_EXERCISE_. Write out the material below again, unchanged.

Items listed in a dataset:
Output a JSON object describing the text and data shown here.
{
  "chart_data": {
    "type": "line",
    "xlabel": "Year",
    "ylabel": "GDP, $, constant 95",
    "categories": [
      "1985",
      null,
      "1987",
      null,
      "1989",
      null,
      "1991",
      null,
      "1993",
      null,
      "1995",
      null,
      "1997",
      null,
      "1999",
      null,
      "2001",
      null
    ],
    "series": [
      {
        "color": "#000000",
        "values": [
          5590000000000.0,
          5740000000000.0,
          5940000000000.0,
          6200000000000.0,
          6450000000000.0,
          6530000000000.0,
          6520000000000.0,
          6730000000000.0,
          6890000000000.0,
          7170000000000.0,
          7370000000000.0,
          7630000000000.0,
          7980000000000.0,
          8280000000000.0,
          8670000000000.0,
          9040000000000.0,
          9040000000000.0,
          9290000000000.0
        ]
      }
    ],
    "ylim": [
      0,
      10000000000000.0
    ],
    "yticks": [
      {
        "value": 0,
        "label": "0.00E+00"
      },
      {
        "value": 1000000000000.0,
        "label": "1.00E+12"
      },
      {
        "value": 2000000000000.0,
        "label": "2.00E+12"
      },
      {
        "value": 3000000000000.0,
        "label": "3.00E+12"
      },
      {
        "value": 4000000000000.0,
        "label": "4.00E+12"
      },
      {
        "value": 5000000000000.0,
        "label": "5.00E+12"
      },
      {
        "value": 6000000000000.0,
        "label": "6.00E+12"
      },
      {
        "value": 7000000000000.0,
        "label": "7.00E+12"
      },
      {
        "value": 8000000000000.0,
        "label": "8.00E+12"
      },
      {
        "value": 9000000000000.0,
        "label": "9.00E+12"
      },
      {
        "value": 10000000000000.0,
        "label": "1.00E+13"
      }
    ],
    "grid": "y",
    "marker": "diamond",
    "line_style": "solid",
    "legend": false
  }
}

_EXERCISE RESPONSE_.
Output a JSON object describing the text and data shown here.
{
  "chart_data": {
    "type": "line",
    "xlabel": "Year",
    "ylabel": "GDP, $, constant 95",
    "categories": [
      "1985",
      null,
      "1987",
      null,
      "1989",
      null,
      "1991",
      null,
      "1993",
      null,
      "1995",
      null,
      "1997",
      null,
      "1999",
      null,
      "2001",
      null
    ],
    "series": [
      {
        "color": "#000000",
        "values": [
          5590000000000.0,
          5740000000000.0,
          5940000000000.0,
          6200000000000.0,
          6450000000000.0,
          6530000000000.0,
          6520000000000.0,
          6730000000000.0,
          6890000000000.0,
          7170000000000.0,
          7370000000000.0,
          7630000000000.0,
          7980000000000.0,
          8280000000000.0,
          8670000000000.0,
          9040000000000.0,
          9040000000000.0,
          9290000000000.0
        ]
      }
    ],
    "ylim": [
      0,
      10000000000000.0
    ],
    "yticks": [
      {
        "value": 0,
        "label": "0.00E+00"
      },
      {
        "value": 1000000000000.0,
        "label": "1.00E+12"
      },
      {
        "value": 2000000000000.0,
        "label": "2.00E+12"
      },
      {
        "value": 3000000000000.0,
        "label": "3.00E+12"
      },
      {
        "value": 4000000000000.0,
        "label": "4.00E+12"
      },
      {
        "value": 5000000000000.0,
        "label": "5.00E+12"
      },
      {
        "value": 6000000000000.0,
        "label": "6.00E+12"
      },
      {
        "value": 7000000000000.0,
        "label": "7.00E+12"
      },
      {
        "value": 8000000000000.0,
        "label": "8.00E+12"
      },
      {
        "value": 9000000000000.0,
        "label": "9.00E+12"
      },
      {
        "value": 10000000000000.0,
        "label": "1.00E+13"
      }
    ],
    "grid": "y",
    "marker": "diamond",
    "line_style": "solid",
    "legend": false
  }
}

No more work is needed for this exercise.